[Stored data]
--- begin ---

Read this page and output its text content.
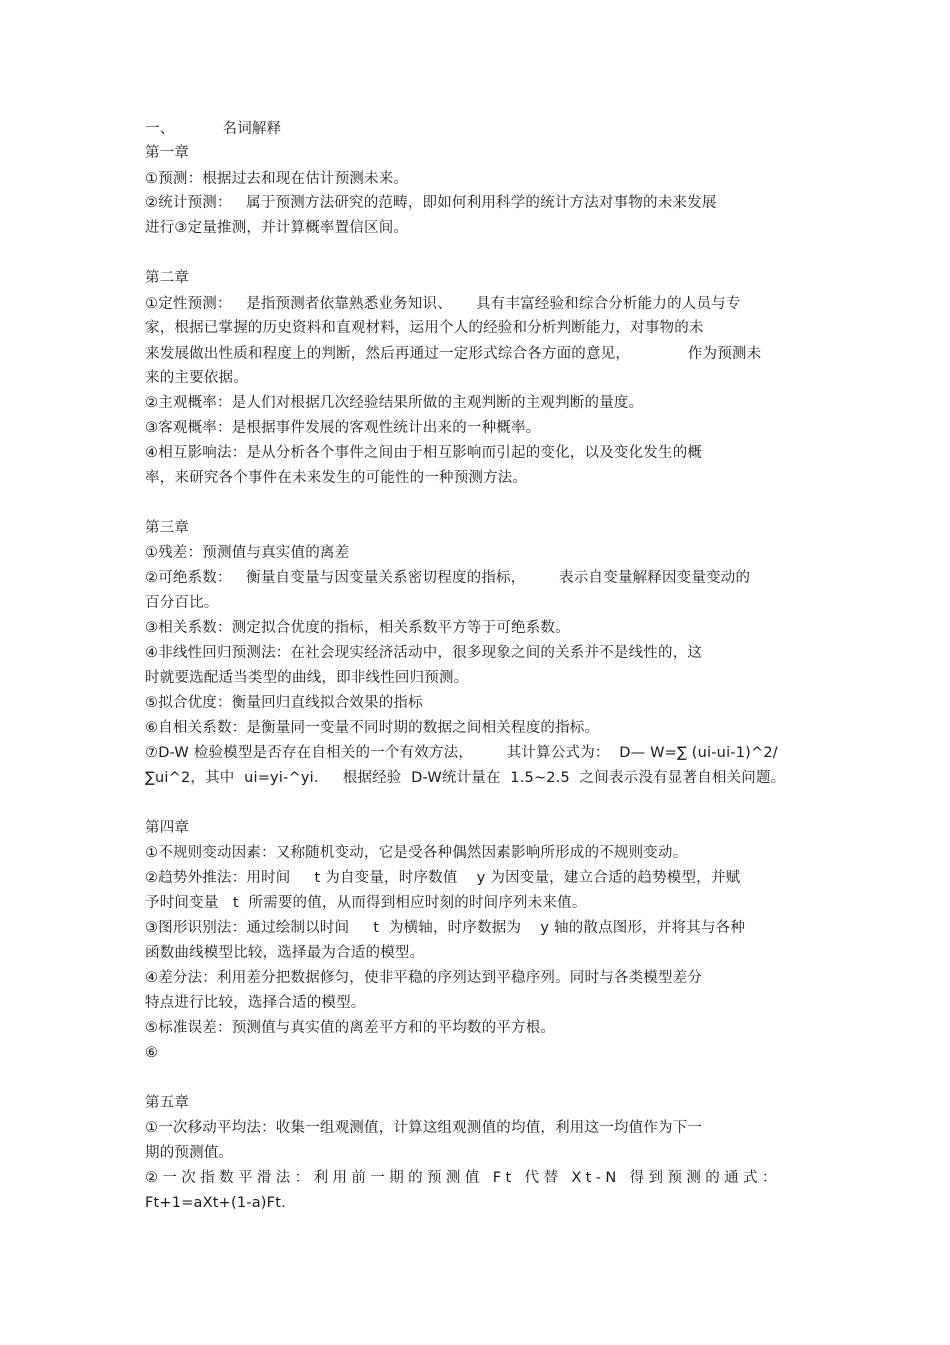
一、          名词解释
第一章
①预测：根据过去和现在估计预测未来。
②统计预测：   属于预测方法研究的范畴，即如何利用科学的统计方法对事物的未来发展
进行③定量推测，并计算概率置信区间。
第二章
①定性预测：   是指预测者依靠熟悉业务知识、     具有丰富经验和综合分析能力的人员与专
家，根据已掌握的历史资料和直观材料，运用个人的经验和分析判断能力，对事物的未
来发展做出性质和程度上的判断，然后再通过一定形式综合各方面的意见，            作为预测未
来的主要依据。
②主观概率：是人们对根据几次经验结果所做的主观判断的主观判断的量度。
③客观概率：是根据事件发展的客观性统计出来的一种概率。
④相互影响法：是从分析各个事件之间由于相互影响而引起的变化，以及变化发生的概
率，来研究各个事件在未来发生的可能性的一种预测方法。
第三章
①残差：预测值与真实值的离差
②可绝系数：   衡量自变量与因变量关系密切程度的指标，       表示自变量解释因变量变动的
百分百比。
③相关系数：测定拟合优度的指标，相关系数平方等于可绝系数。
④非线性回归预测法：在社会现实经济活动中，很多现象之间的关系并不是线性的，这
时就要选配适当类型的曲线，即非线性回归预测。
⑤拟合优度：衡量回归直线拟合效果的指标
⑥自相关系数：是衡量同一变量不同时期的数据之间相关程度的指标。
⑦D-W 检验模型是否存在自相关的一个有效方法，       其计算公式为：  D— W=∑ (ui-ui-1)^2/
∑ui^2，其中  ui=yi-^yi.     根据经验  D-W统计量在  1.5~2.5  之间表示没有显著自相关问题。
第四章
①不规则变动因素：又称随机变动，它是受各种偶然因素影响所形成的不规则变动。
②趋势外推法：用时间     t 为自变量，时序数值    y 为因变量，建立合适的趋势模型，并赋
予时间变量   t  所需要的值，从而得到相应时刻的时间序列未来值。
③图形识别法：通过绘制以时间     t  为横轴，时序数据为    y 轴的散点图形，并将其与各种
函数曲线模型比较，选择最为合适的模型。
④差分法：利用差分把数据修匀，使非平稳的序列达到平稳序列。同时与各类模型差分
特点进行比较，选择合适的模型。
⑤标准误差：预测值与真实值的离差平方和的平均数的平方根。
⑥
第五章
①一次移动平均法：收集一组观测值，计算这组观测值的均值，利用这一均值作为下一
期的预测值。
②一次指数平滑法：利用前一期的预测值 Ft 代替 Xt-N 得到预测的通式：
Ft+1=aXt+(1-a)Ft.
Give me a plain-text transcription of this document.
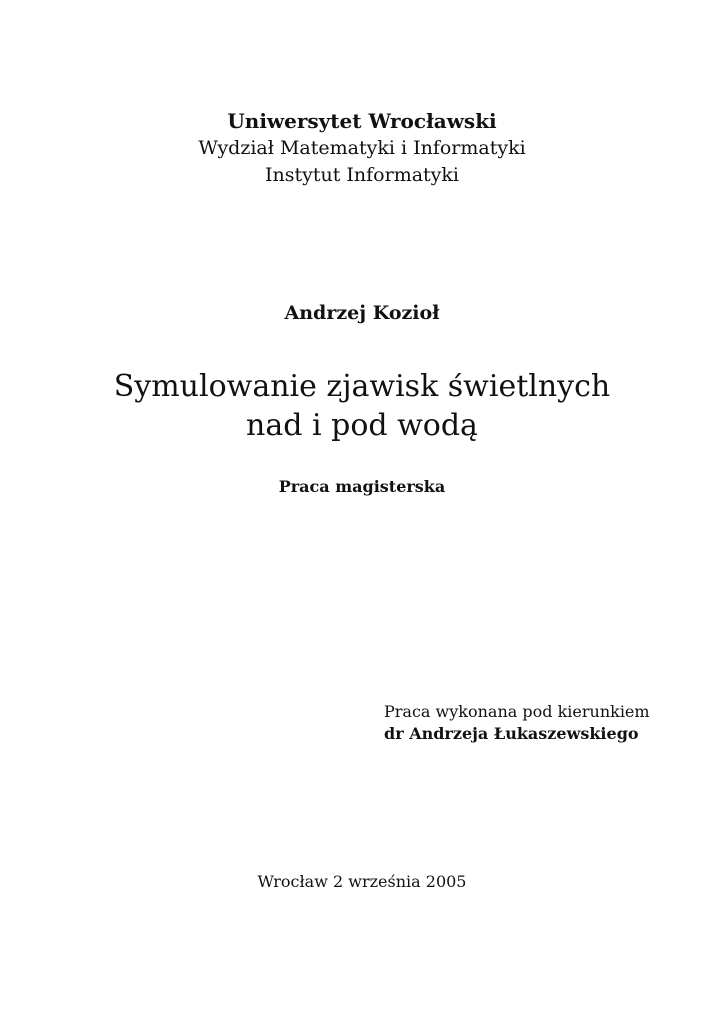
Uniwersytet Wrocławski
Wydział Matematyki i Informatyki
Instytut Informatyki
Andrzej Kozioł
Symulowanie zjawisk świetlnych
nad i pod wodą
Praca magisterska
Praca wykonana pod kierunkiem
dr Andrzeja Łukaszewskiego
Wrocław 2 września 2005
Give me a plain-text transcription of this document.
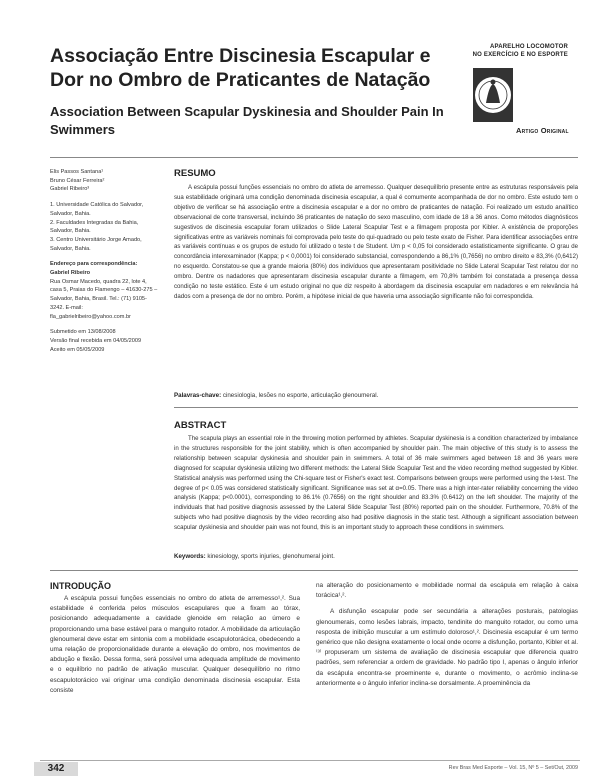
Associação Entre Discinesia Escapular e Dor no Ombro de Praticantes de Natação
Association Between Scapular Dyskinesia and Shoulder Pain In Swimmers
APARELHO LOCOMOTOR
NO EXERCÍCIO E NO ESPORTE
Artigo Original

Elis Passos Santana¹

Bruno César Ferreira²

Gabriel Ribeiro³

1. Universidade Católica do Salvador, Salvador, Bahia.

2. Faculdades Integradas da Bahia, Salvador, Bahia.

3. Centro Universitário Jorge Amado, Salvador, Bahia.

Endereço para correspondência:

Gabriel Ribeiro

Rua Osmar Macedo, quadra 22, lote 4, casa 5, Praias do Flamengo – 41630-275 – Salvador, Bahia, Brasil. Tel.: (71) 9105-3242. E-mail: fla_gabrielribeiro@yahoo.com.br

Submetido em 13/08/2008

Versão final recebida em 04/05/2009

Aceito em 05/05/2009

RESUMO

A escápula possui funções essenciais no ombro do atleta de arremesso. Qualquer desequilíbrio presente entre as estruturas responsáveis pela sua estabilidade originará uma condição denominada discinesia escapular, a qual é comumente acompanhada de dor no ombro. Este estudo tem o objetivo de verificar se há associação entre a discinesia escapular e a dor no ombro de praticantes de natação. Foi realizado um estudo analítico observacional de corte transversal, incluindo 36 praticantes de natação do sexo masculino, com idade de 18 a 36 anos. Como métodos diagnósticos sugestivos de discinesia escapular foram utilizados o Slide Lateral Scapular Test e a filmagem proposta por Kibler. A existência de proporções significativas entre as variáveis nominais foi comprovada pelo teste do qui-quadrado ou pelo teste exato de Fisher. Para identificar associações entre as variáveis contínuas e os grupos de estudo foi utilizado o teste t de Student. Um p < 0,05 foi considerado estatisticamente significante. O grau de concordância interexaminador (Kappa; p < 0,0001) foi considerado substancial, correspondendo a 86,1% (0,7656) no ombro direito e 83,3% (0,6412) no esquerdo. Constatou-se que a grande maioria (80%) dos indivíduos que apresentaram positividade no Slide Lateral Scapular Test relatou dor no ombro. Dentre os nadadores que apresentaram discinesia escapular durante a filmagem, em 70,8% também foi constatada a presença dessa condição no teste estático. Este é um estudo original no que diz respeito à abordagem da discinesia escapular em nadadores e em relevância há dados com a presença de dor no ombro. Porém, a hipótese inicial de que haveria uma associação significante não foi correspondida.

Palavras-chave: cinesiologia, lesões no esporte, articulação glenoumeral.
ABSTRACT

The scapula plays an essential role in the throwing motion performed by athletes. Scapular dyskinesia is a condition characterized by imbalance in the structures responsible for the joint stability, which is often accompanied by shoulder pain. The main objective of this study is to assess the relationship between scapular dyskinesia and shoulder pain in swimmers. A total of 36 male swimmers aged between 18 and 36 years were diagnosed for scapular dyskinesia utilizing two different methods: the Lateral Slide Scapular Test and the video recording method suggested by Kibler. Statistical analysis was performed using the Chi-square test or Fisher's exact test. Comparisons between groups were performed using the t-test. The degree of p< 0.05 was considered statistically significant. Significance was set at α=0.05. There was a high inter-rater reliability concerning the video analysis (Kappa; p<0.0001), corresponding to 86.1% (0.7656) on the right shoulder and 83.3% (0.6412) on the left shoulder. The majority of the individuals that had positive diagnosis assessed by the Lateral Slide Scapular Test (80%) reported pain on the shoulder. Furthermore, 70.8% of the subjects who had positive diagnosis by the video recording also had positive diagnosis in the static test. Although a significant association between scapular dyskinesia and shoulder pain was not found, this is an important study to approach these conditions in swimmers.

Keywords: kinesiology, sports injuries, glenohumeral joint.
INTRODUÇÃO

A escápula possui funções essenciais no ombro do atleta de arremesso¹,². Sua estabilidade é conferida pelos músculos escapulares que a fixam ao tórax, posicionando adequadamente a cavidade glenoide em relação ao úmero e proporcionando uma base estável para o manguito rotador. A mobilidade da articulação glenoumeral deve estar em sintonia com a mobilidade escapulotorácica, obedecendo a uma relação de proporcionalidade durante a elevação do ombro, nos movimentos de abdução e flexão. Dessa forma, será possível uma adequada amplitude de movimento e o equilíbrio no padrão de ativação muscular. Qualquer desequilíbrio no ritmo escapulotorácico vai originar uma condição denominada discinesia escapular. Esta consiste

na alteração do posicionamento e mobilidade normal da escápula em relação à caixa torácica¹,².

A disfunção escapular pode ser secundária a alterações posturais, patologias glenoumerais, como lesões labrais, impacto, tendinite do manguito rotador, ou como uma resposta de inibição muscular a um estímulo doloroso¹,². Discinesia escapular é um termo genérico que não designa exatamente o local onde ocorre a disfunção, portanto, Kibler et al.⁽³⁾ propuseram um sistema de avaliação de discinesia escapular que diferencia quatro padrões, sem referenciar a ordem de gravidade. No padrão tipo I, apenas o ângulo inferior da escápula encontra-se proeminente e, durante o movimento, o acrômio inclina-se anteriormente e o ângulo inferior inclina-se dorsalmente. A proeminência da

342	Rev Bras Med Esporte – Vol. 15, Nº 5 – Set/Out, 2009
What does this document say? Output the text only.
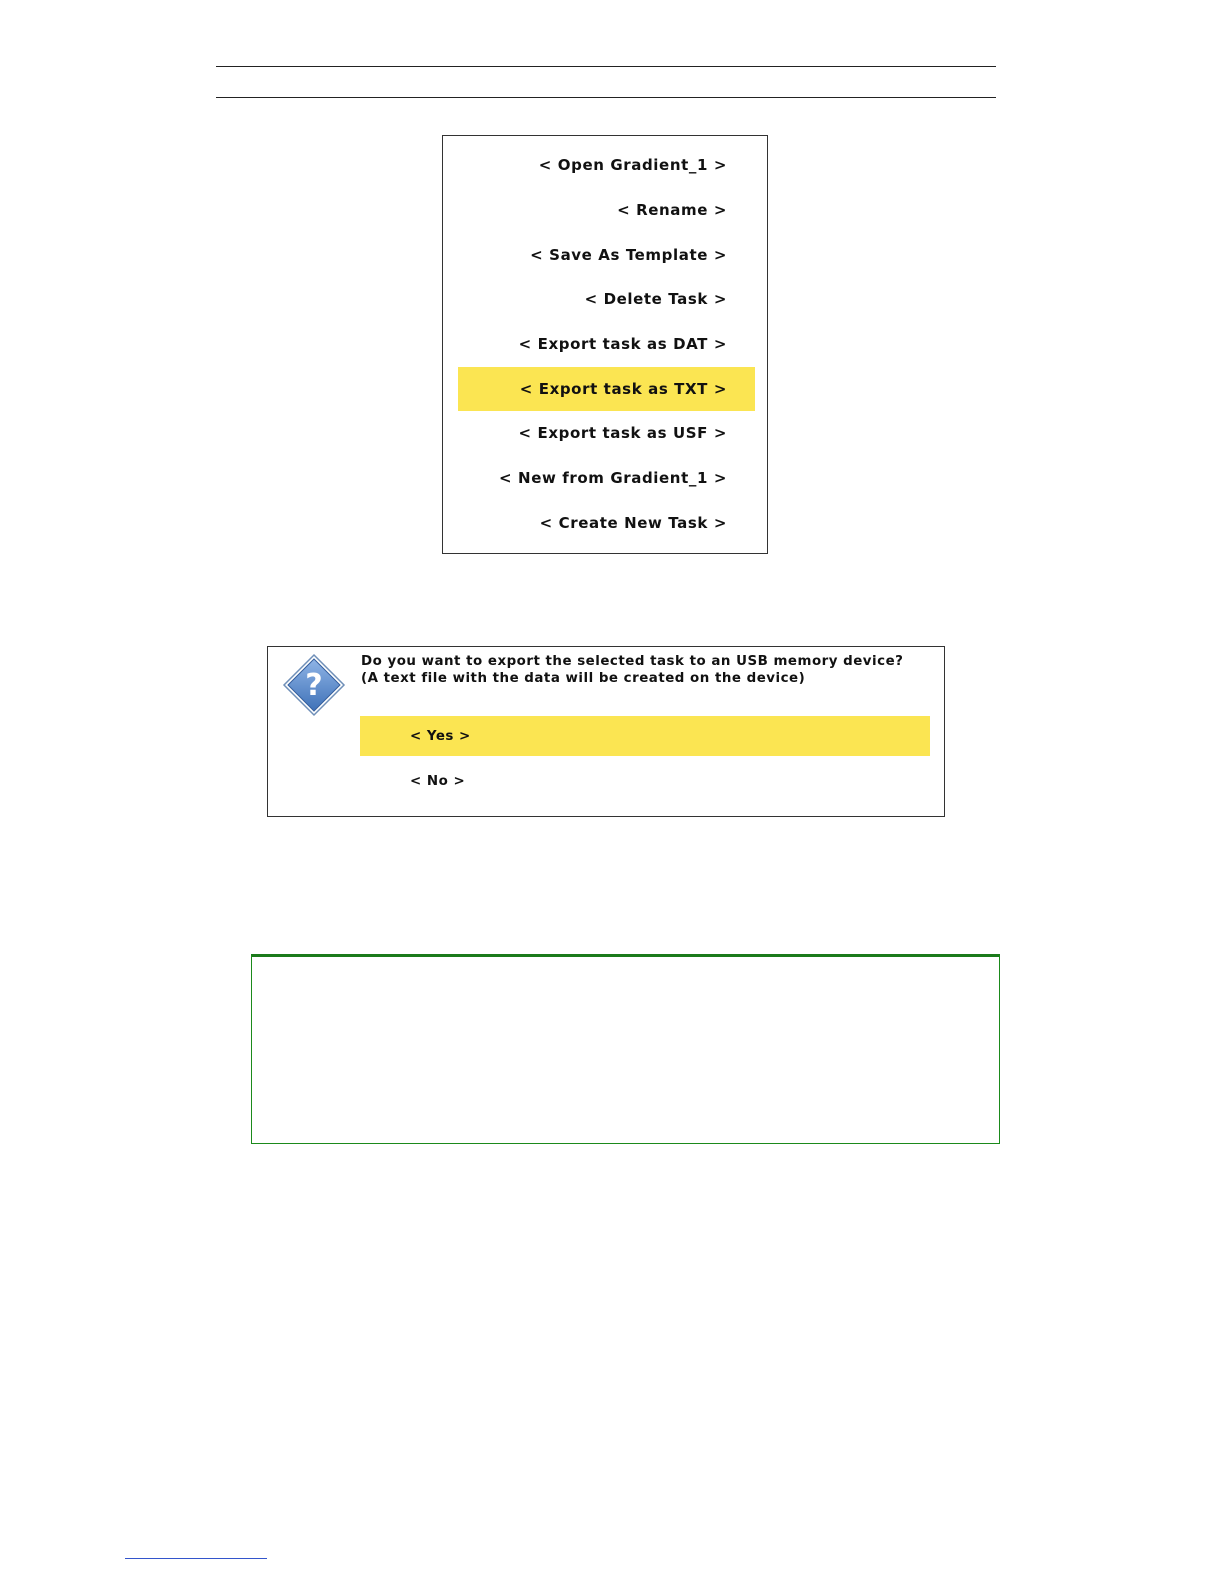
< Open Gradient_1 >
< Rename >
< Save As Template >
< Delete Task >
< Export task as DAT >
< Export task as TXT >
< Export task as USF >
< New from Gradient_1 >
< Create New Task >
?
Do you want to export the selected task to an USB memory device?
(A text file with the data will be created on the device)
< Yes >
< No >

--- end ---

> [What is expected]:
Take the line containing "What does this" through the last line of the material and retype exactly those lines, both ends included, with no pictures.

> [Answer to this task]:
What does this document say? Output the text only.
< Open Gradient_1 >
< Rename >
< Save As Template >
< Delete Task >
< Export task as DAT >
< Export task as TXT >
< Export task as USF >
< New from Gradient_1 >
< Create New Task >
?
Do you want to export the selected task to an USB memory device?
(A text file with the data will be created on the device)
< Yes >
< No >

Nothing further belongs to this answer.